*GIVEN REQUEST:* Go through the entries below and copy each line containing the word "водоснабжения".

*RECORDS SHOWN:*
——————————

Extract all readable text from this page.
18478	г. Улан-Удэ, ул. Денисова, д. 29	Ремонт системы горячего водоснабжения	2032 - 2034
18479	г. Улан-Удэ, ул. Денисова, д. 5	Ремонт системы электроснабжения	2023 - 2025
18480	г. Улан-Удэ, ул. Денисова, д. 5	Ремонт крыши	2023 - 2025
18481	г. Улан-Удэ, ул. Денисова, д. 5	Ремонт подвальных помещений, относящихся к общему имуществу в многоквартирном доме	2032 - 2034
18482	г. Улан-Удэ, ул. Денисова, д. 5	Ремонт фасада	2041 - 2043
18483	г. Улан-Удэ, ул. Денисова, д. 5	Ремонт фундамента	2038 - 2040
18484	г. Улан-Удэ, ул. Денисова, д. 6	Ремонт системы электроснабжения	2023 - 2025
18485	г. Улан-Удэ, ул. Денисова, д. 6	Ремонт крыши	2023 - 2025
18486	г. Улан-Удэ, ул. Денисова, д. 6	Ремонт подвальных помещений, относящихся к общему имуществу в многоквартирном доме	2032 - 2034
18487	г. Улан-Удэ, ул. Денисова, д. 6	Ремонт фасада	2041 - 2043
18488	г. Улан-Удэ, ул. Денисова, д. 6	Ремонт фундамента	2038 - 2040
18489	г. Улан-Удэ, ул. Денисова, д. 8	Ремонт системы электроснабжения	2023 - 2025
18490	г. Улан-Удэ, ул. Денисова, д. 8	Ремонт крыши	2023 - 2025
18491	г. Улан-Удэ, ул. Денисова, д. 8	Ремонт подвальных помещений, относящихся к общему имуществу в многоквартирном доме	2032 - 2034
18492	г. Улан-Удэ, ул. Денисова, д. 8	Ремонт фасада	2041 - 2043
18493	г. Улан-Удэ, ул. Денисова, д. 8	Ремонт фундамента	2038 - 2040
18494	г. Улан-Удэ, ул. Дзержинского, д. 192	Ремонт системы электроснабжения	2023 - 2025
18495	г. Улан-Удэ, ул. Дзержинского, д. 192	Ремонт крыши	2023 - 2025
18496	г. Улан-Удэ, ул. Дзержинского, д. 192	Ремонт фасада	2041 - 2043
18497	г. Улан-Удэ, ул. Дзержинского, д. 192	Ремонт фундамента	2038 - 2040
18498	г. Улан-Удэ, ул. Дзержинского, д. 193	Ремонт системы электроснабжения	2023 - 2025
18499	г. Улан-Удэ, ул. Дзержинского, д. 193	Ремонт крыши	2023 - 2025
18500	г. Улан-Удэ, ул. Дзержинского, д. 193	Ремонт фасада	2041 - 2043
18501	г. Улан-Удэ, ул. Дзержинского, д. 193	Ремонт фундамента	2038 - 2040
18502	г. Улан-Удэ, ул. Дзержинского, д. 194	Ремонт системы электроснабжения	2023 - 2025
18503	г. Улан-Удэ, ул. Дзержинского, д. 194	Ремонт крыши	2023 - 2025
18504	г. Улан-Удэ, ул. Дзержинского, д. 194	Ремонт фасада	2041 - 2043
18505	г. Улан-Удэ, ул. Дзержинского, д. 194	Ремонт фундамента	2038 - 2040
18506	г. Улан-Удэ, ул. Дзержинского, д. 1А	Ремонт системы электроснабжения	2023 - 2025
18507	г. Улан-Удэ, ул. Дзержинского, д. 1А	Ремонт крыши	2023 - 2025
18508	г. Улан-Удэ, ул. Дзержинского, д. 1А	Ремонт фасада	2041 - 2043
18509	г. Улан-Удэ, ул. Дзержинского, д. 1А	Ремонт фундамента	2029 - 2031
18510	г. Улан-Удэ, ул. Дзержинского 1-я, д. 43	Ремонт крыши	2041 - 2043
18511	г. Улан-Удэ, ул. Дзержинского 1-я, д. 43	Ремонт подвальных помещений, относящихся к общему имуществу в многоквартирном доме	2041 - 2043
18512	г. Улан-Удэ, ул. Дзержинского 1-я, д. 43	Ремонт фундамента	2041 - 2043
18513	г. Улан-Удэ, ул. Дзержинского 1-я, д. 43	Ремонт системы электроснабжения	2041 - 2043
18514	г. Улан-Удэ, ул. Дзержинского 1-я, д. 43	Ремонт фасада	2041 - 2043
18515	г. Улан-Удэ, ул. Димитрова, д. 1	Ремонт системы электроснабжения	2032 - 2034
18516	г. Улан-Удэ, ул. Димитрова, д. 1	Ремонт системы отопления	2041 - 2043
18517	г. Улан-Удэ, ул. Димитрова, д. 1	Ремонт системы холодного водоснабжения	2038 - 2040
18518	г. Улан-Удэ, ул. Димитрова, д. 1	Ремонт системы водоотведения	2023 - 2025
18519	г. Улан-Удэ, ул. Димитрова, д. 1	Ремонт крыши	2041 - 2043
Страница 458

——————————

*WRITTEN RESPONSE:*
18478	г. Улан-Удэ, ул. Денисова, д. 29	Ремонт системы горячего водоснабжения	2032 - 2034
18517	г. Улан-Удэ, ул. Димитрова, д. 1	Ремонт системы холодного водоснабжения	2038 - 2040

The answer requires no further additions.